WHAT NEEDS TO BE DONE: Word for word, repeat the entries, minus the pictures.

TASK INPUTS:
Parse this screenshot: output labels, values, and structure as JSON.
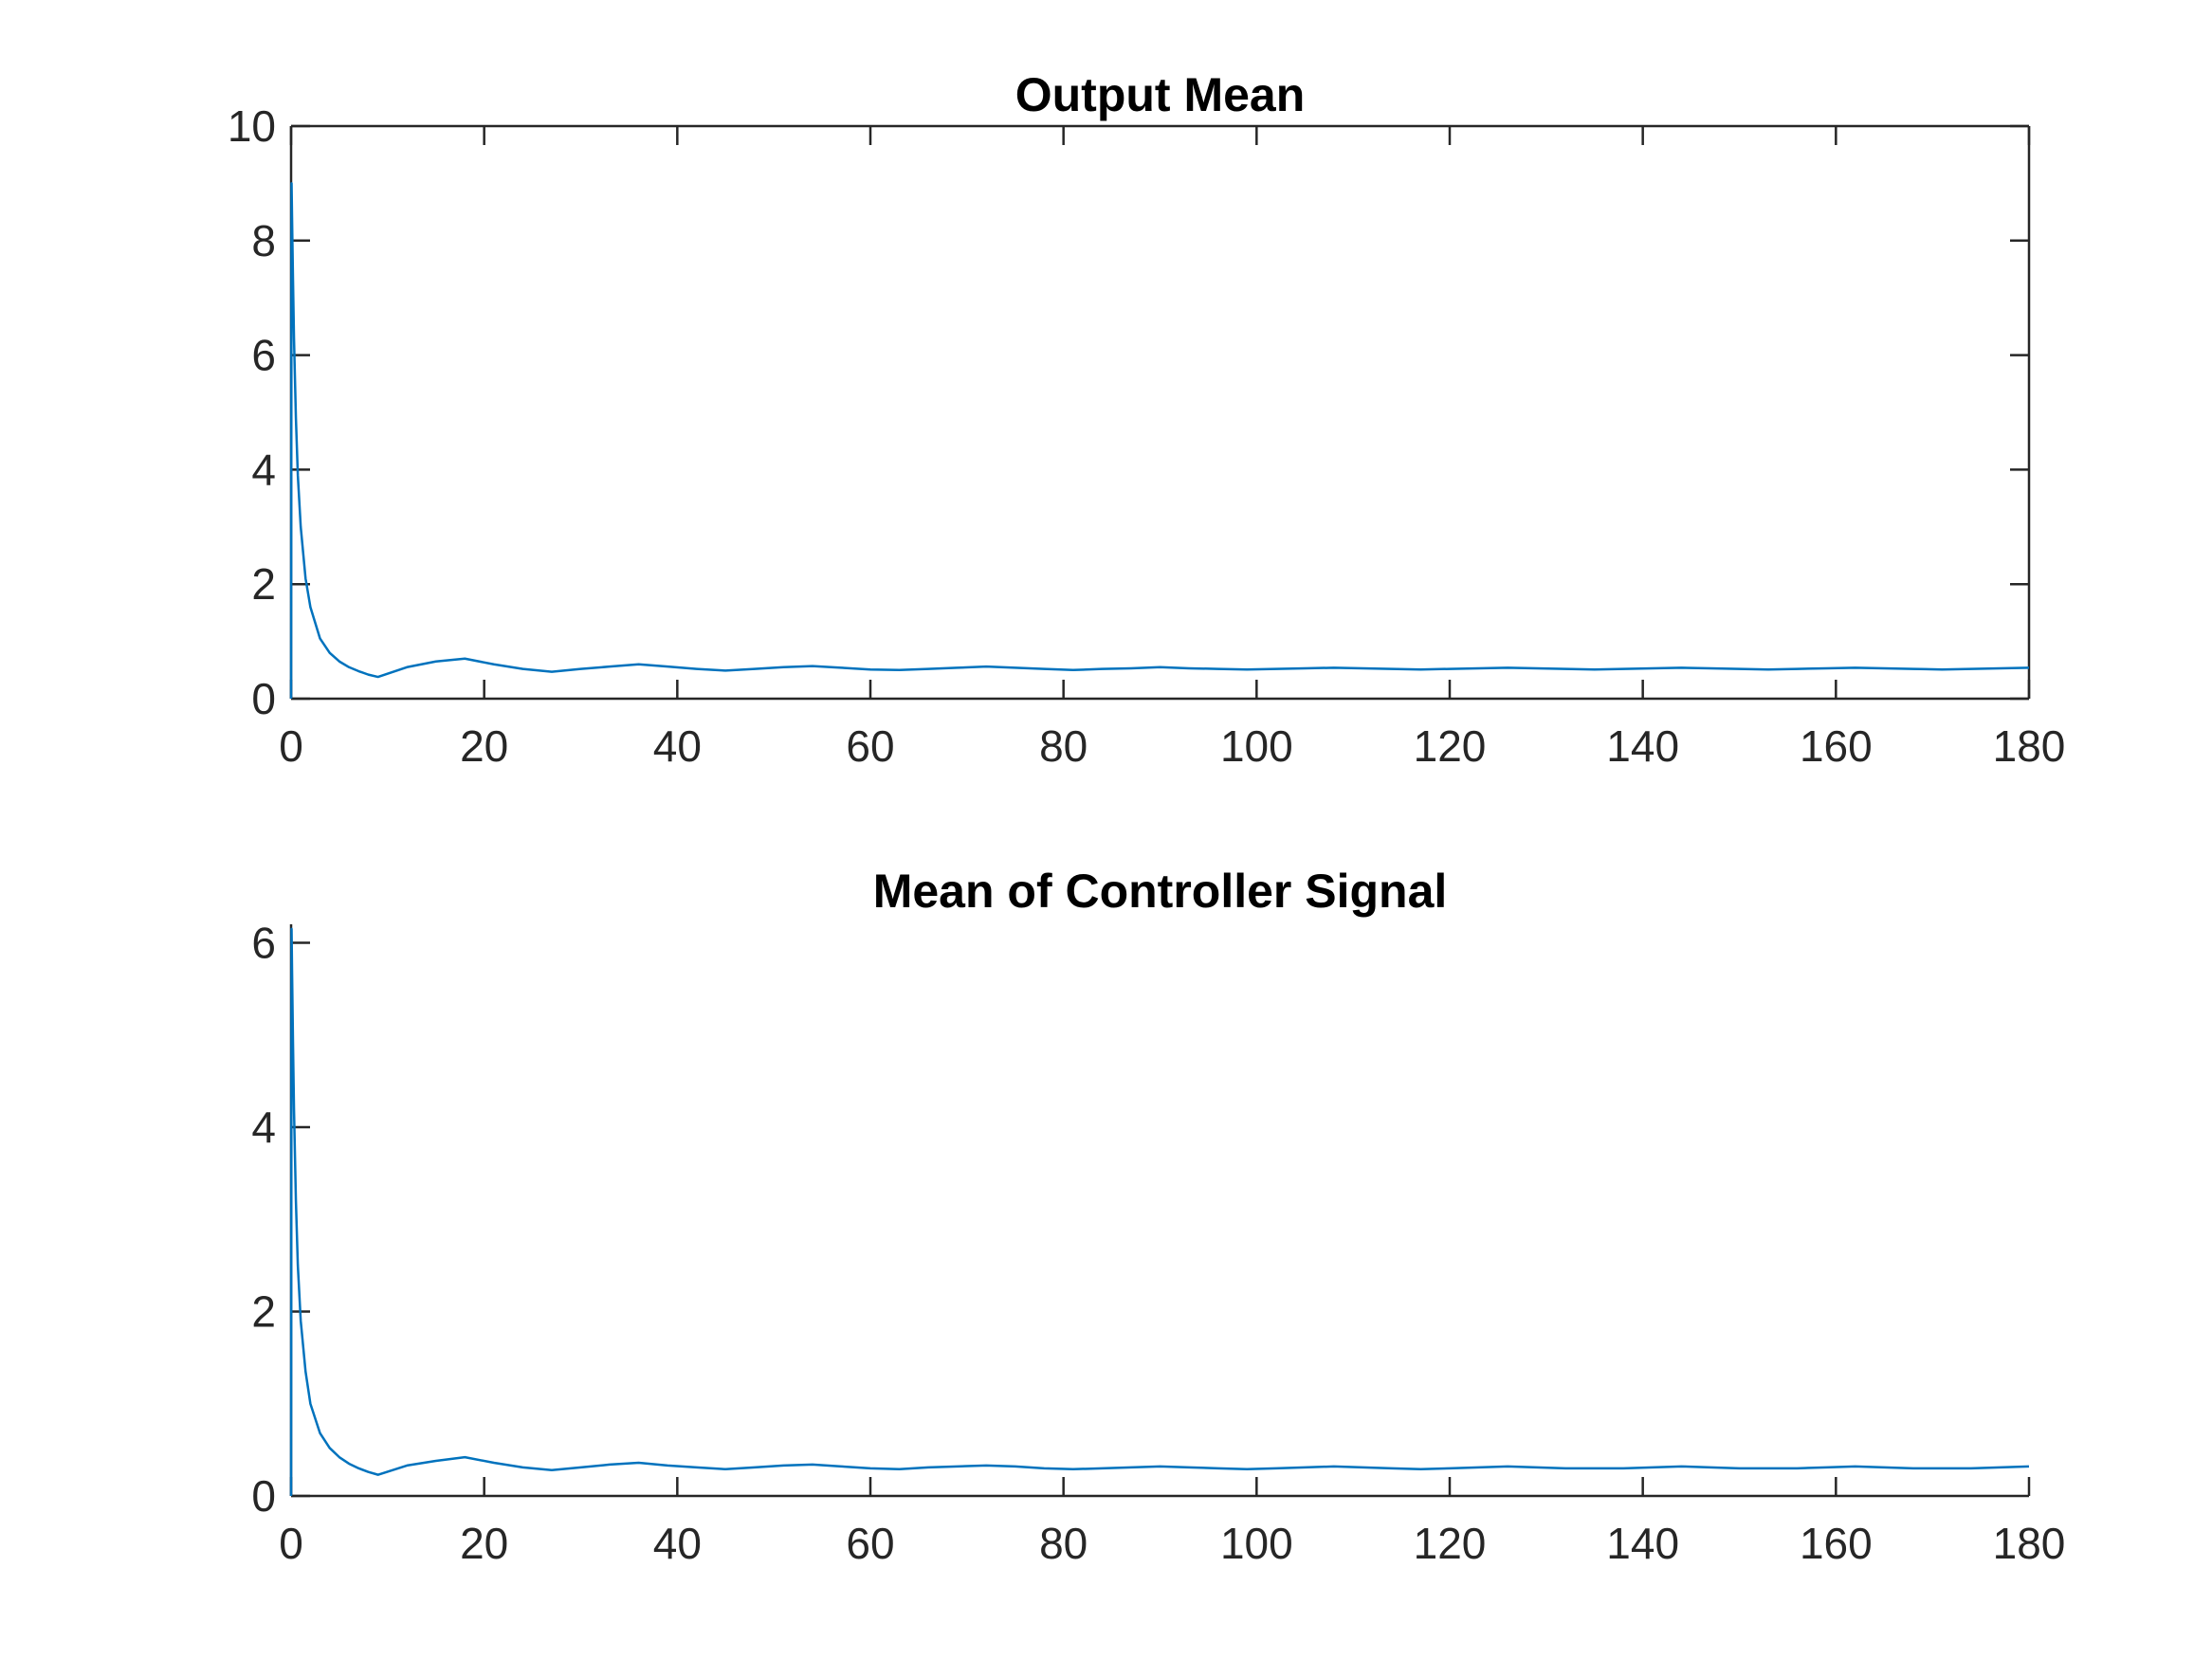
{
  "chart_data": [
    {
      "type": "line",
      "title": "Output Mean",
      "xlabel": "",
      "ylabel": "",
      "xlim": [
        0,
        180
      ],
      "ylim": [
        0,
        10
      ],
      "xticks": [
        0,
        20,
        40,
        60,
        80,
        100,
        120,
        140,
        160,
        180
      ],
      "yticks": [
        0,
        2,
        4,
        6,
        8,
        10
      ],
      "xtick_labels": [
        "0",
        "20",
        "40",
        "60",
        "80",
        "100",
        "120",
        "140",
        "160",
        "180"
      ],
      "ytick_labels": [
        "0",
        "2",
        "4",
        "6",
        "8",
        "10"
      ],
      "grid": false,
      "box": true,
      "line_color": "#0072bd",
      "series": [
        {
          "x": [
            0,
            0.05,
            0.1,
            0.2,
            0.3,
            0.5,
            0.7,
            1,
            1.5,
            2,
            3,
            4,
            5,
            6,
            7,
            8,
            9,
            12,
            15,
            18,
            21,
            24,
            27,
            30,
            33,
            36,
            39,
            42,
            45,
            48,
            51,
            54,
            57,
            60,
            63,
            66,
            69,
            72,
            75,
            78,
            81,
            84,
            87,
            90,
            93,
            96,
            99,
            102,
            105,
            108,
            111,
            114,
            117,
            120,
            123,
            126,
            129,
            132,
            135,
            138,
            141,
            144,
            147,
            150,
            153,
            156,
            159,
            162,
            165,
            168,
            171,
            174,
            177,
            180
          ],
          "values": [
            0,
            9.0,
            8.4,
            7.3,
            6.3,
            4.9,
            3.9,
            3.0,
            2.1,
            1.6,
            1.05,
            0.8,
            0.65,
            0.55,
            0.48,
            0.42,
            0.38,
            0.55,
            0.65,
            0.7,
            0.6,
            0.52,
            0.47,
            0.52,
            0.56,
            0.6,
            0.56,
            0.52,
            0.49,
            0.52,
            0.55,
            0.57,
            0.54,
            0.51,
            0.5,
            0.52,
            0.54,
            0.56,
            0.54,
            0.52,
            0.5,
            0.52,
            0.53,
            0.55,
            0.53,
            0.52,
            0.51,
            0.52,
            0.53,
            0.54,
            0.53,
            0.52,
            0.51,
            0.52,
            0.53,
            0.54,
            0.53,
            0.52,
            0.51,
            0.52,
            0.53,
            0.54,
            0.53,
            0.52,
            0.51,
            0.52,
            0.53,
            0.54,
            0.53,
            0.52,
            0.51,
            0.52,
            0.53,
            0.54
          ]
        }
      ]
    },
    {
      "type": "line",
      "title": "Mean of Controller Signal",
      "xlabel": "",
      "ylabel": "",
      "xlim": [
        0,
        180
      ],
      "ylim": [
        0,
        6.2
      ],
      "xticks": [
        0,
        20,
        40,
        60,
        80,
        100,
        120,
        140,
        160,
        180
      ],
      "yticks": [
        0,
        2,
        4,
        6
      ],
      "xtick_labels": [
        "0",
        "20",
        "40",
        "60",
        "80",
        "100",
        "120",
        "140",
        "160",
        "180"
      ],
      "ytick_labels": [
        "0",
        "2",
        "4",
        "6"
      ],
      "grid": false,
      "box": false,
      "line_color": "#0072bd",
      "series": [
        {
          "x": [
            0,
            0.05,
            0.1,
            0.2,
            0.3,
            0.5,
            0.7,
            1,
            1.5,
            2,
            3,
            4,
            5,
            6,
            7,
            8,
            9,
            12,
            15,
            18,
            21,
            24,
            27,
            30,
            33,
            36,
            39,
            42,
            45,
            48,
            51,
            54,
            57,
            60,
            63,
            66,
            69,
            72,
            75,
            78,
            81,
            84,
            87,
            90,
            93,
            96,
            99,
            102,
            105,
            108,
            111,
            114,
            117,
            120,
            123,
            126,
            129,
            132,
            135,
            138,
            141,
            144,
            147,
            150,
            153,
            156,
            159,
            162,
            165,
            168,
            171,
            174,
            177,
            180
          ],
          "values": [
            0,
            6.15,
            5.7,
            4.9,
            4.2,
            3.2,
            2.5,
            1.9,
            1.35,
            1.0,
            0.68,
            0.52,
            0.42,
            0.35,
            0.3,
            0.26,
            0.23,
            0.33,
            0.38,
            0.42,
            0.36,
            0.31,
            0.28,
            0.31,
            0.34,
            0.36,
            0.33,
            0.31,
            0.29,
            0.31,
            0.33,
            0.34,
            0.32,
            0.3,
            0.29,
            0.31,
            0.32,
            0.33,
            0.32,
            0.3,
            0.29,
            0.3,
            0.31,
            0.32,
            0.31,
            0.3,
            0.29,
            0.3,
            0.31,
            0.32,
            0.31,
            0.3,
            0.29,
            0.3,
            0.31,
            0.32,
            0.31,
            0.3,
            0.3,
            0.3,
            0.31,
            0.32,
            0.31,
            0.3,
            0.3,
            0.3,
            0.31,
            0.32,
            0.31,
            0.3,
            0.3,
            0.3,
            0.31,
            0.32
          ]
        }
      ]
    }
  ]
}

EXPECTED ANSWER:
Parse this screenshot: output labels, values, and structure as JSON.
{
  "chart_data": [
    {
      "type": "line",
      "title": "Output Mean",
      "xlabel": "",
      "ylabel": "",
      "xlim": [
        0,
        180
      ],
      "ylim": [
        0,
        10
      ],
      "xticks": [
        0,
        20,
        40,
        60,
        80,
        100,
        120,
        140,
        160,
        180
      ],
      "yticks": [
        0,
        2,
        4,
        6,
        8,
        10
      ],
      "xtick_labels": [
        "0",
        "20",
        "40",
        "60",
        "80",
        "100",
        "120",
        "140",
        "160",
        "180"
      ],
      "ytick_labels": [
        "0",
        "2",
        "4",
        "6",
        "8",
        "10"
      ],
      "grid": false,
      "box": true,
      "line_color": "#0072bd",
      "series": [
        {
          "x": [
            0,
            0.05,
            0.1,
            0.2,
            0.3,
            0.5,
            0.7,
            1,
            1.5,
            2,
            3,
            4,
            5,
            6,
            7,
            8,
            9,
            12,
            15,
            18,
            21,
            24,
            27,
            30,
            33,
            36,
            39,
            42,
            45,
            48,
            51,
            54,
            57,
            60,
            63,
            66,
            69,
            72,
            75,
            78,
            81,
            84,
            87,
            90,
            93,
            96,
            99,
            102,
            105,
            108,
            111,
            114,
            117,
            120,
            123,
            126,
            129,
            132,
            135,
            138,
            141,
            144,
            147,
            150,
            153,
            156,
            159,
            162,
            165,
            168,
            171,
            174,
            177,
            180
          ],
          "values": [
            0,
            9.0,
            8.4,
            7.3,
            6.3,
            4.9,
            3.9,
            3.0,
            2.1,
            1.6,
            1.05,
            0.8,
            0.65,
            0.55,
            0.48,
            0.42,
            0.38,
            0.55,
            0.65,
            0.7,
            0.6,
            0.52,
            0.47,
            0.52,
            0.56,
            0.6,
            0.56,
            0.52,
            0.49,
            0.52,
            0.55,
            0.57,
            0.54,
            0.51,
            0.5,
            0.52,
            0.54,
            0.56,
            0.54,
            0.52,
            0.5,
            0.52,
            0.53,
            0.55,
            0.53,
            0.52,
            0.51,
            0.52,
            0.53,
            0.54,
            0.53,
            0.52,
            0.51,
            0.52,
            0.53,
            0.54,
            0.53,
            0.52,
            0.51,
            0.52,
            0.53,
            0.54,
            0.53,
            0.52,
            0.51,
            0.52,
            0.53,
            0.54,
            0.53,
            0.52,
            0.51,
            0.52,
            0.53,
            0.54
          ]
        }
      ]
    },
    {
      "type": "line",
      "title": "Mean of Controller Signal",
      "xlabel": "",
      "ylabel": "",
      "xlim": [
        0,
        180
      ],
      "ylim": [
        0,
        6.2
      ],
      "xticks": [
        0,
        20,
        40,
        60,
        80,
        100,
        120,
        140,
        160,
        180
      ],
      "yticks": [
        0,
        2,
        4,
        6
      ],
      "xtick_labels": [
        "0",
        "20",
        "40",
        "60",
        "80",
        "100",
        "120",
        "140",
        "160",
        "180"
      ],
      "ytick_labels": [
        "0",
        "2",
        "4",
        "6"
      ],
      "grid": false,
      "box": false,
      "line_color": "#0072bd",
      "series": [
        {
          "x": [
            0,
            0.05,
            0.1,
            0.2,
            0.3,
            0.5,
            0.7,
            1,
            1.5,
            2,
            3,
            4,
            5,
            6,
            7,
            8,
            9,
            12,
            15,
            18,
            21,
            24,
            27,
            30,
            33,
            36,
            39,
            42,
            45,
            48,
            51,
            54,
            57,
            60,
            63,
            66,
            69,
            72,
            75,
            78,
            81,
            84,
            87,
            90,
            93,
            96,
            99,
            102,
            105,
            108,
            111,
            114,
            117,
            120,
            123,
            126,
            129,
            132,
            135,
            138,
            141,
            144,
            147,
            150,
            153,
            156,
            159,
            162,
            165,
            168,
            171,
            174,
            177,
            180
          ],
          "values": [
            0,
            6.15,
            5.7,
            4.9,
            4.2,
            3.2,
            2.5,
            1.9,
            1.35,
            1.0,
            0.68,
            0.52,
            0.42,
            0.35,
            0.3,
            0.26,
            0.23,
            0.33,
            0.38,
            0.42,
            0.36,
            0.31,
            0.28,
            0.31,
            0.34,
            0.36,
            0.33,
            0.31,
            0.29,
            0.31,
            0.33,
            0.34,
            0.32,
            0.3,
            0.29,
            0.31,
            0.32,
            0.33,
            0.32,
            0.3,
            0.29,
            0.3,
            0.31,
            0.32,
            0.31,
            0.3,
            0.29,
            0.3,
            0.31,
            0.32,
            0.31,
            0.3,
            0.29,
            0.3,
            0.31,
            0.32,
            0.31,
            0.3,
            0.3,
            0.3,
            0.31,
            0.32,
            0.31,
            0.3,
            0.3,
            0.3,
            0.31,
            0.32,
            0.31,
            0.3,
            0.3,
            0.3,
            0.31,
            0.32
          ]
        }
      ]
    }
  ]
}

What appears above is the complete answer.